**Request:**
Within the material below, find each line bearing the word "What" and present it.

**Input material:**

________________________

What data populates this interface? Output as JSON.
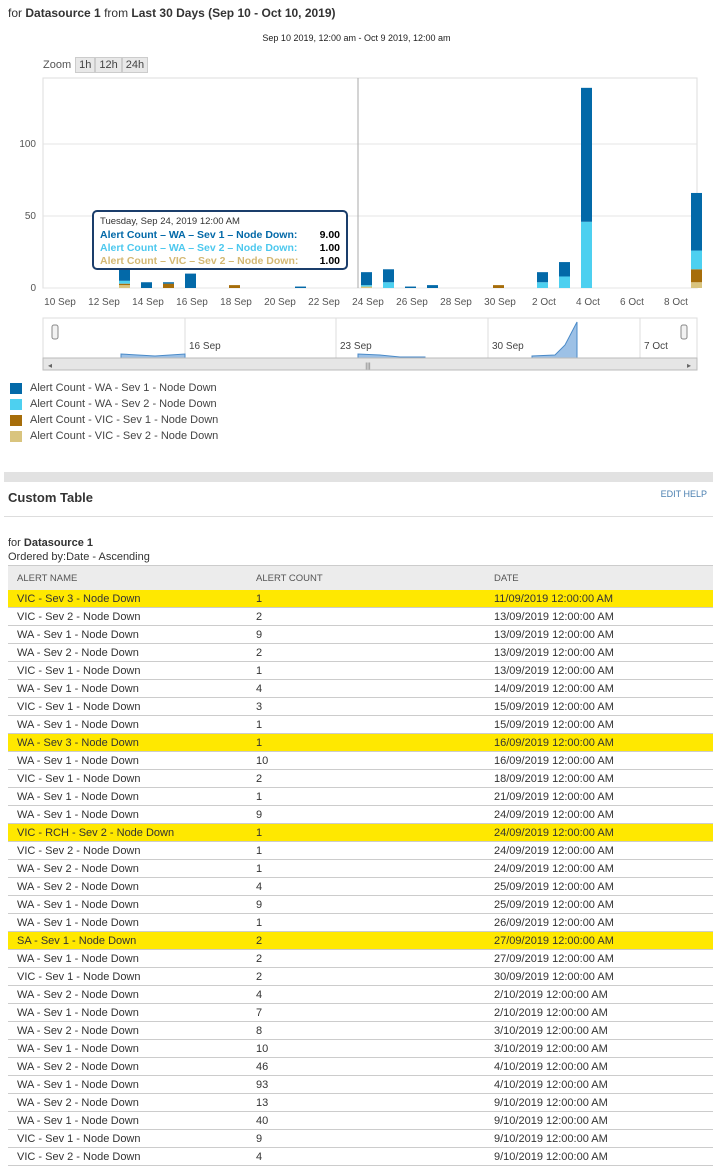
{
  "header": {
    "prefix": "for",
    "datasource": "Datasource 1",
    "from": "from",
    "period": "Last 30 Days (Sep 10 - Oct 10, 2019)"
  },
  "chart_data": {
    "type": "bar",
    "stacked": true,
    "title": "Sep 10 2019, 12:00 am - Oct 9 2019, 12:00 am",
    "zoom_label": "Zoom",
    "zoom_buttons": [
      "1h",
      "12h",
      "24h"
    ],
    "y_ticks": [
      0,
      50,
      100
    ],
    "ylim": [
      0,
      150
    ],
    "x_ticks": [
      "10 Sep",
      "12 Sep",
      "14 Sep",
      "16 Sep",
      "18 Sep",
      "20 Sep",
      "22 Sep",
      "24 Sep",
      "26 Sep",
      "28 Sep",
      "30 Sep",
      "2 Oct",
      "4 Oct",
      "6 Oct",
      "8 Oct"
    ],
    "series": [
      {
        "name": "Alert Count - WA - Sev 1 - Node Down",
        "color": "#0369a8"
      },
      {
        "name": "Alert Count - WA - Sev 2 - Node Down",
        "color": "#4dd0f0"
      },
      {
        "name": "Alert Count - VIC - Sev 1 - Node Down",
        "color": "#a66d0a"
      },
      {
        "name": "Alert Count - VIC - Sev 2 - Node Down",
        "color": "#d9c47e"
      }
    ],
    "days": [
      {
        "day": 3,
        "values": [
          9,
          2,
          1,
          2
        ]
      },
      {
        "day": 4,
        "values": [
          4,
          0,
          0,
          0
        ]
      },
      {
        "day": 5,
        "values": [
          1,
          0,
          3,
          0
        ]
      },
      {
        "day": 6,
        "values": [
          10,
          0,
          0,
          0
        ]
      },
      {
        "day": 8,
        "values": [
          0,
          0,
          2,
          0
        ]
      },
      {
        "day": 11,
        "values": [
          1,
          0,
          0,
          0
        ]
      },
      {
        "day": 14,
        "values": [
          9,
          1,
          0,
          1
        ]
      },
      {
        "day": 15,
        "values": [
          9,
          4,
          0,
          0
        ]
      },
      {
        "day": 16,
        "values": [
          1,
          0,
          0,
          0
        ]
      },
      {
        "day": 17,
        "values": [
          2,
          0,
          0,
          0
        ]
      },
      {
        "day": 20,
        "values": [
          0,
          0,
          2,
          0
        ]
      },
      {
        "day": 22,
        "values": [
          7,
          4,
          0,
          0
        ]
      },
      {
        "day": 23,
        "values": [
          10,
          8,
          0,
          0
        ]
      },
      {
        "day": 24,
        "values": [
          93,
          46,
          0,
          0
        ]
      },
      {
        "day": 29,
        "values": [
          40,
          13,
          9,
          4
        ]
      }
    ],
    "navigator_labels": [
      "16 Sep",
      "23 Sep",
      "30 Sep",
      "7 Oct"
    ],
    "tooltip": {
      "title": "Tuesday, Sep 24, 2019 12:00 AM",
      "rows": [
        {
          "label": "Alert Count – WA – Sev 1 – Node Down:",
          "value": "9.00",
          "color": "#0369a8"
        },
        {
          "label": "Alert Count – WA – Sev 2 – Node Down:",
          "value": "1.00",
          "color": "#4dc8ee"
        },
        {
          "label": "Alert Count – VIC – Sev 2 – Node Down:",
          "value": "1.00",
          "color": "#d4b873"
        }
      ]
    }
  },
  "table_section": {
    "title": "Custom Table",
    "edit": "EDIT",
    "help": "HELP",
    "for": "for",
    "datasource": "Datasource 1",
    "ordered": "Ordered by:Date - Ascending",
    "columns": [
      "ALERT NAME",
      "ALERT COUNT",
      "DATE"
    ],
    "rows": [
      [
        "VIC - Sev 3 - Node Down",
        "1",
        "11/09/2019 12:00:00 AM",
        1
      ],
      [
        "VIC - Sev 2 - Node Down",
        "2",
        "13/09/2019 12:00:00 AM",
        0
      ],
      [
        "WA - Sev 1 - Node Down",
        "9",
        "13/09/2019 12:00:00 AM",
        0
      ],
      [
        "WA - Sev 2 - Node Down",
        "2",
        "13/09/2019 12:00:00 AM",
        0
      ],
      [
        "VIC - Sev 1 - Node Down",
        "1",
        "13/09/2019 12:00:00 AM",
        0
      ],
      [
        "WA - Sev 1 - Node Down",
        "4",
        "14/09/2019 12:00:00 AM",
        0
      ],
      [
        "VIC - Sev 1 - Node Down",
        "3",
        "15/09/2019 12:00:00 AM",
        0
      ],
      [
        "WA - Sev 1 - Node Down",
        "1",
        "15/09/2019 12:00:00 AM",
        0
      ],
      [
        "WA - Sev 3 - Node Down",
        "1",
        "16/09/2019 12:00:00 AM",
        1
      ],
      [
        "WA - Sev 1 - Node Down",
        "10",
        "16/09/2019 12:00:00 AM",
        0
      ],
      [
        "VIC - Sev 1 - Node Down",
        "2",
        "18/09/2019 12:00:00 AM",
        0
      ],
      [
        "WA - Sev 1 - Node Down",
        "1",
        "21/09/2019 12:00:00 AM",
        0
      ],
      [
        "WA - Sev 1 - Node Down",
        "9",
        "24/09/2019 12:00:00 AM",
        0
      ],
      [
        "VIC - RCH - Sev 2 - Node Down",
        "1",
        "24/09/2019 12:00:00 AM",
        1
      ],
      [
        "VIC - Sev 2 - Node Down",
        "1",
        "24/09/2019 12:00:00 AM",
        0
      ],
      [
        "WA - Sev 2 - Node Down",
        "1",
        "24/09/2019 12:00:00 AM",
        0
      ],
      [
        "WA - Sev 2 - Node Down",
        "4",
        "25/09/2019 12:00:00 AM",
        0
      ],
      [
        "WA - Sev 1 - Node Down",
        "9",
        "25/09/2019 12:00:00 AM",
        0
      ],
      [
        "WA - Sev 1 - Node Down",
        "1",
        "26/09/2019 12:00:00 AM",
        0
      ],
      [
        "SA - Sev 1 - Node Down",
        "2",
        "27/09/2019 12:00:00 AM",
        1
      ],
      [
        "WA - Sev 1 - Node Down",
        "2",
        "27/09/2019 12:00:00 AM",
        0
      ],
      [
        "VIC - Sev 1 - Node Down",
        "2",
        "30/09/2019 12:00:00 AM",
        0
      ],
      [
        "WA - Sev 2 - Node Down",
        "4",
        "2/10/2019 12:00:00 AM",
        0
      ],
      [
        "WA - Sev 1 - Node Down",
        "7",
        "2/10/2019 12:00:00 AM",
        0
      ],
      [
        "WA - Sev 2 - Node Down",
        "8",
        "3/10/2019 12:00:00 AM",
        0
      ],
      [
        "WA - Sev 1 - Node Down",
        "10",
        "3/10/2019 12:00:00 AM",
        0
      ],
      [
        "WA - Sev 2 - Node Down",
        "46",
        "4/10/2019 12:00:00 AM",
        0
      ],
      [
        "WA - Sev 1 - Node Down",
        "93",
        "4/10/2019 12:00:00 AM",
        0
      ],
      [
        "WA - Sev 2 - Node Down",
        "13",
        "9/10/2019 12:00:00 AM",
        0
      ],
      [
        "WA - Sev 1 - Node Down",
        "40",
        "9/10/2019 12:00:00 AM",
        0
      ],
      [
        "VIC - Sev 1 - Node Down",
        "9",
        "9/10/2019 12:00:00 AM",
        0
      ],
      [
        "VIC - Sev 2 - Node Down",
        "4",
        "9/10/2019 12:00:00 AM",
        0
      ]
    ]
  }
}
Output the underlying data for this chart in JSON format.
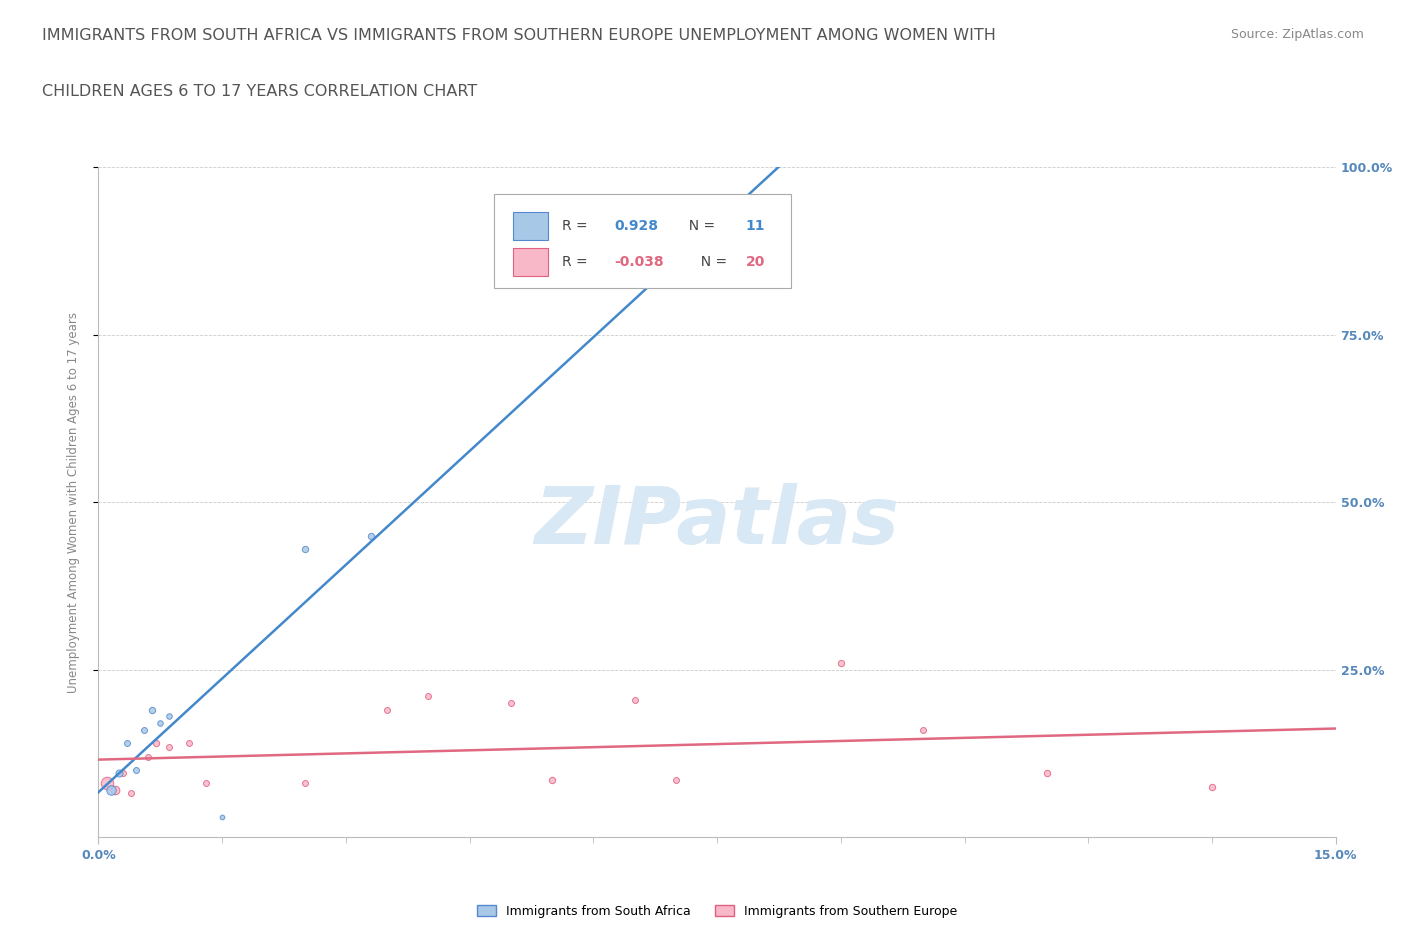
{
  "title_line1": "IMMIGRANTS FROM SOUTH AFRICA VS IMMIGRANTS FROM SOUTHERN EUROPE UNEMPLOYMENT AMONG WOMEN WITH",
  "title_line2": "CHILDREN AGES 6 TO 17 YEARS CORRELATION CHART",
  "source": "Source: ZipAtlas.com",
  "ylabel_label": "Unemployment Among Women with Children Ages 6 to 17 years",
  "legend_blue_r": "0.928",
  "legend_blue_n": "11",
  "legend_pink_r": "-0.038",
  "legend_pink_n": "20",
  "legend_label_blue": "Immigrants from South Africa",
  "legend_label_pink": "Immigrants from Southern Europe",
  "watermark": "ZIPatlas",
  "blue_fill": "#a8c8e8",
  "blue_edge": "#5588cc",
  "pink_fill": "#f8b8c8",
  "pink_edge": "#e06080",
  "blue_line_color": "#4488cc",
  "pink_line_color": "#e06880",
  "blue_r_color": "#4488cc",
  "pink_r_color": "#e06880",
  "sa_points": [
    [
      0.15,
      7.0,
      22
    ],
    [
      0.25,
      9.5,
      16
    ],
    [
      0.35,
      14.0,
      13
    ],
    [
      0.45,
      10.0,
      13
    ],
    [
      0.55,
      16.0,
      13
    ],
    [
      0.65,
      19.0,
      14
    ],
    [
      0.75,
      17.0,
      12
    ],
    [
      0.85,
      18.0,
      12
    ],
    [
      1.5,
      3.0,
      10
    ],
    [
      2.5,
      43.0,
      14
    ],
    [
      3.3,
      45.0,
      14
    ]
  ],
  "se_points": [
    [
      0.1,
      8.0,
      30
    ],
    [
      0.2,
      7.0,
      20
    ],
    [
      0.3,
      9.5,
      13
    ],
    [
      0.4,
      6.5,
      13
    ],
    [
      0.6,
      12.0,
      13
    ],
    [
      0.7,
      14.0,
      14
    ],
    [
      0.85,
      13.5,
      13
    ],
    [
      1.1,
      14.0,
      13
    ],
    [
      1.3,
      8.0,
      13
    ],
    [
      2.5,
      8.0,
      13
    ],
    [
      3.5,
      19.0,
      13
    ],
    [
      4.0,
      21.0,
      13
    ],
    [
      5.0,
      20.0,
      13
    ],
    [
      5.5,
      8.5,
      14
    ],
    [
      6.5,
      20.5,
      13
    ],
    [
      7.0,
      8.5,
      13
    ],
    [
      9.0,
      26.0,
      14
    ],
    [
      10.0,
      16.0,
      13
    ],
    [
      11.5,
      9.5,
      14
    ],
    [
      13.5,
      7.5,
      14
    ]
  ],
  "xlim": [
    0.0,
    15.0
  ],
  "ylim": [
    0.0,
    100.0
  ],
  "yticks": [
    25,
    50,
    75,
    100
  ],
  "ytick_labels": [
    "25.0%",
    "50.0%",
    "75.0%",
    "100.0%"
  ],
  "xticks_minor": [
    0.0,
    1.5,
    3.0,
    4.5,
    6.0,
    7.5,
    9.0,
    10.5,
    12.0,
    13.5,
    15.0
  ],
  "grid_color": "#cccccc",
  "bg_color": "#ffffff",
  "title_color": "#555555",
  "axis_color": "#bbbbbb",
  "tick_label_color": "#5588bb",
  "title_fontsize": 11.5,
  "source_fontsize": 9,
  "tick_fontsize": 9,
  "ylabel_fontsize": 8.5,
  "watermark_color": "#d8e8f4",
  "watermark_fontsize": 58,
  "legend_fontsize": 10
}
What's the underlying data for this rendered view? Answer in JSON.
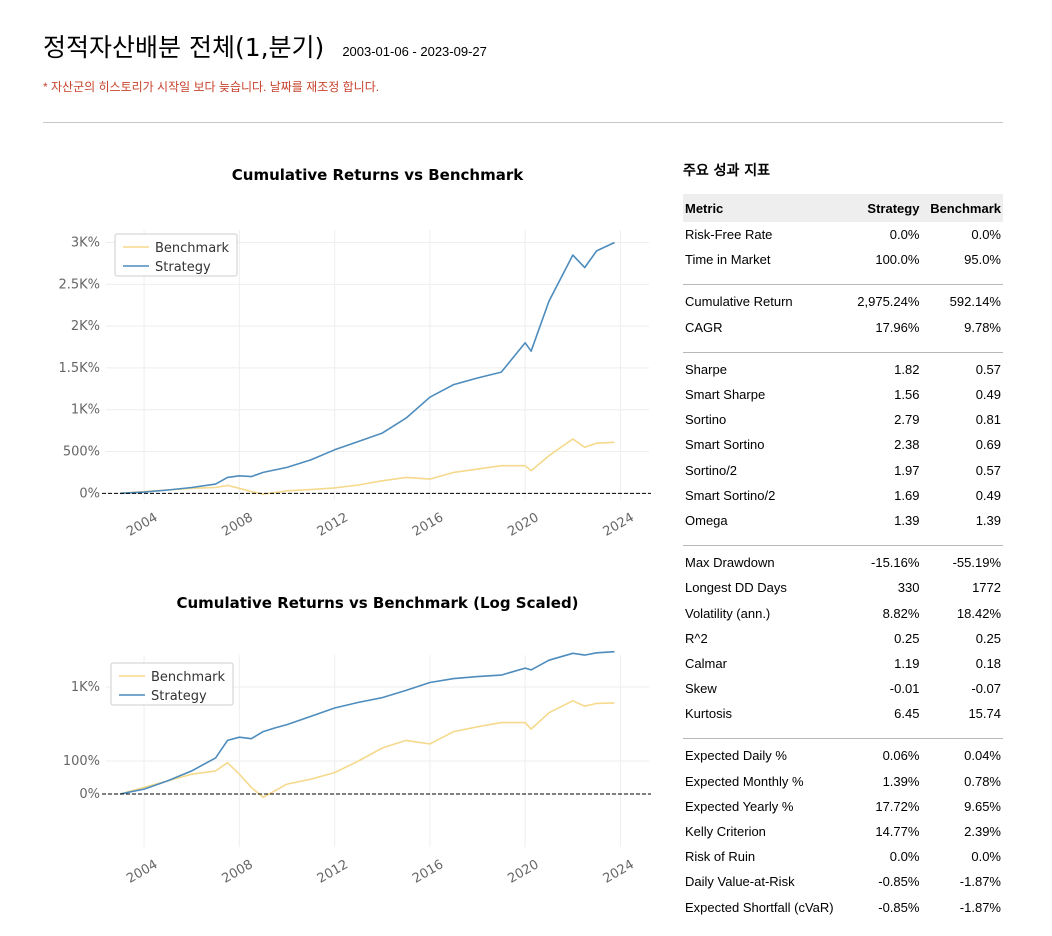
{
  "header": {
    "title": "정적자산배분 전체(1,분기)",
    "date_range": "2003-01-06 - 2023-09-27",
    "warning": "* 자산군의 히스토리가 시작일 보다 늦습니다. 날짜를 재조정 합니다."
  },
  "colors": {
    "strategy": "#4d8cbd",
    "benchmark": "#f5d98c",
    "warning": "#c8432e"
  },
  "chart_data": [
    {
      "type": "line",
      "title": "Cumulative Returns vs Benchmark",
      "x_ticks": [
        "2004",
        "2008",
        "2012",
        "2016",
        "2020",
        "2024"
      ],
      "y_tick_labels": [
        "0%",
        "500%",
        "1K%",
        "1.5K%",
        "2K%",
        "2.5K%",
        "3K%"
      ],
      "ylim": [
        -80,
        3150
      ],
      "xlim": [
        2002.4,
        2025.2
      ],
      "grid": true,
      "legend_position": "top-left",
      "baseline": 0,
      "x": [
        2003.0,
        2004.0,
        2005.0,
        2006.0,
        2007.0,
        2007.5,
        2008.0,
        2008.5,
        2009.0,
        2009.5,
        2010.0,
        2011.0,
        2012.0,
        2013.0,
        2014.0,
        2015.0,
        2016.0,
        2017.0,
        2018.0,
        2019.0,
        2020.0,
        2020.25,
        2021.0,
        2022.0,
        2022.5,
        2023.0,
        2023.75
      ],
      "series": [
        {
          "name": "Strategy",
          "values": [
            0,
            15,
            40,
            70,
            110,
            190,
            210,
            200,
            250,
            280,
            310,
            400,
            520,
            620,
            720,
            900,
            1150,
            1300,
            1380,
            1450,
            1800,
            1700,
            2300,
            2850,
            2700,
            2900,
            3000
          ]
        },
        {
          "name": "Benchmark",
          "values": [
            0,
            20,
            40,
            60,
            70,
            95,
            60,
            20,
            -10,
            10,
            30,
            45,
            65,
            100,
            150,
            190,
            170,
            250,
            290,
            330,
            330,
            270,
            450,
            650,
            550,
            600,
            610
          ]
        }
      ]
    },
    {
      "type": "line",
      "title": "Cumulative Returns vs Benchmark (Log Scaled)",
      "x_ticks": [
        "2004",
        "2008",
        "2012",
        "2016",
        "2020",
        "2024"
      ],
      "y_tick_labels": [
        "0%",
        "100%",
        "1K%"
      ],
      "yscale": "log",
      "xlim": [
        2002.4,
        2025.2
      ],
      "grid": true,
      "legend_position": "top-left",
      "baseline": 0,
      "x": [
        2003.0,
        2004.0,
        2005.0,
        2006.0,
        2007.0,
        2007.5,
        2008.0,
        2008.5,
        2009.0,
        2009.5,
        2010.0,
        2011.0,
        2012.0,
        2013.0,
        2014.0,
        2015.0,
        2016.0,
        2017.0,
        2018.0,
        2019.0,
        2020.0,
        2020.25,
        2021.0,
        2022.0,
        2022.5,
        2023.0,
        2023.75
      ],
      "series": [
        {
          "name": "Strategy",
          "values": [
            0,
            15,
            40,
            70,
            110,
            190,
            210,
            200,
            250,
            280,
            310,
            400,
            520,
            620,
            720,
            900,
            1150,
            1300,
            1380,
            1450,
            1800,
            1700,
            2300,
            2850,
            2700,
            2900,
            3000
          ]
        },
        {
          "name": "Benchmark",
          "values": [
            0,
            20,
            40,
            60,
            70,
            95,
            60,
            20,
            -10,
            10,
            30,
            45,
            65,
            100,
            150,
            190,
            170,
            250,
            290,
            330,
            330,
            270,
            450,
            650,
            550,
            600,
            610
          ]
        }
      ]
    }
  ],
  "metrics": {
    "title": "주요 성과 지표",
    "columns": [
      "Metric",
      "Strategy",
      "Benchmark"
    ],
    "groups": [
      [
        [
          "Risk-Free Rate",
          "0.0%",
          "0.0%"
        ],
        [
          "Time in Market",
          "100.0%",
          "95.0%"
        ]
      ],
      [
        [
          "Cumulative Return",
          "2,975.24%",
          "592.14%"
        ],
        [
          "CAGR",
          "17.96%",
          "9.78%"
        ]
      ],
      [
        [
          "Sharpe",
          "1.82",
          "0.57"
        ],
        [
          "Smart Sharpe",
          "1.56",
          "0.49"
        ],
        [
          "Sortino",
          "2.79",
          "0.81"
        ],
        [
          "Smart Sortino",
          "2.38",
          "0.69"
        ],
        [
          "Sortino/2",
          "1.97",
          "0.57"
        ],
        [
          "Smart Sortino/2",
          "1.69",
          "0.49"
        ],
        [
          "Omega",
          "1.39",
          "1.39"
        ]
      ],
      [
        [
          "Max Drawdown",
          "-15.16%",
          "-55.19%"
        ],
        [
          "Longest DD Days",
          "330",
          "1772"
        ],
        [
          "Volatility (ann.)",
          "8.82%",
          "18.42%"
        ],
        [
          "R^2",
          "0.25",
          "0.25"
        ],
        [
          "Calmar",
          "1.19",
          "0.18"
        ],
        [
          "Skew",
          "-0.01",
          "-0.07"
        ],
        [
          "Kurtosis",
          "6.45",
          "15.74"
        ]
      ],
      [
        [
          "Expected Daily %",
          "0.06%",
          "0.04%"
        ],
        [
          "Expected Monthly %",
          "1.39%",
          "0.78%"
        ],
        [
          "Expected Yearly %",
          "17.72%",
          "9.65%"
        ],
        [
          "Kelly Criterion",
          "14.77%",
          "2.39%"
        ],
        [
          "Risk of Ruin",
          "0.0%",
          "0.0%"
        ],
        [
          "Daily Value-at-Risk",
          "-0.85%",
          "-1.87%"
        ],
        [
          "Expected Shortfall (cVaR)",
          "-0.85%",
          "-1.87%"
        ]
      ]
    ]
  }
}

________________________

**Solved problem:**
What data populates this interface? Output as JSON.
What's the underlying data for this rendered view? Answer in JSON.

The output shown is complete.